Instructions for the task :: Gather from the material every line that contains the string "this".

Input data ::
====================

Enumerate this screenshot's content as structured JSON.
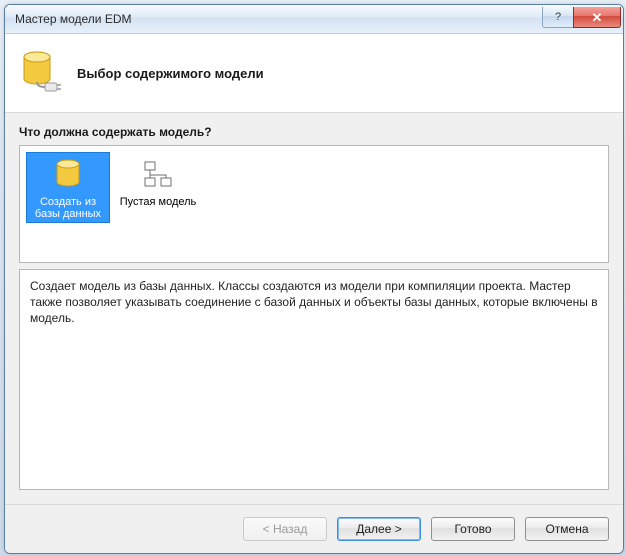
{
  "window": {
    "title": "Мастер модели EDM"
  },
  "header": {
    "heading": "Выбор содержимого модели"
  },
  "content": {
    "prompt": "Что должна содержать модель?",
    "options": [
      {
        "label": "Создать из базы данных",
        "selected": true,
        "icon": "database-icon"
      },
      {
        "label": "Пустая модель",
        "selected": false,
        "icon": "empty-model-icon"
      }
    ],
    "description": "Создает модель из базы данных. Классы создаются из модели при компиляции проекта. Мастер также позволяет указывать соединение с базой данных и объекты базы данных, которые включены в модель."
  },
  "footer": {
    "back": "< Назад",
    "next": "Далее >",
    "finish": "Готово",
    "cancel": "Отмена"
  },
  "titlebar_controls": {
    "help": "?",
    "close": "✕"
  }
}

====================

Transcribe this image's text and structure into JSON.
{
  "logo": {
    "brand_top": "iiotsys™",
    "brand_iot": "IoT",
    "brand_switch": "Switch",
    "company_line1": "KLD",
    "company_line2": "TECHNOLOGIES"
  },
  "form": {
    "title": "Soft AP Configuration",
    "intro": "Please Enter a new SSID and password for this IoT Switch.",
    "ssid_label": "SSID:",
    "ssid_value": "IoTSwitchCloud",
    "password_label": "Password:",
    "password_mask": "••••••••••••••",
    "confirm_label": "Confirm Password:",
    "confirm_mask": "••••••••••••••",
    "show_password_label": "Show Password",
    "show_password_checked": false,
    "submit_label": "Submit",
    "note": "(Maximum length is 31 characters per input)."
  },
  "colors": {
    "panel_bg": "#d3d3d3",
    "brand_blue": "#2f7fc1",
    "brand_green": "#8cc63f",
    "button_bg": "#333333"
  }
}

====================

Written solution ::
Enumerate this screenshot's content as structured JSON.
Transcribe this image's text and structure into JSON.
    "intro": "Please Enter a new SSID and password for this IoT Switch.",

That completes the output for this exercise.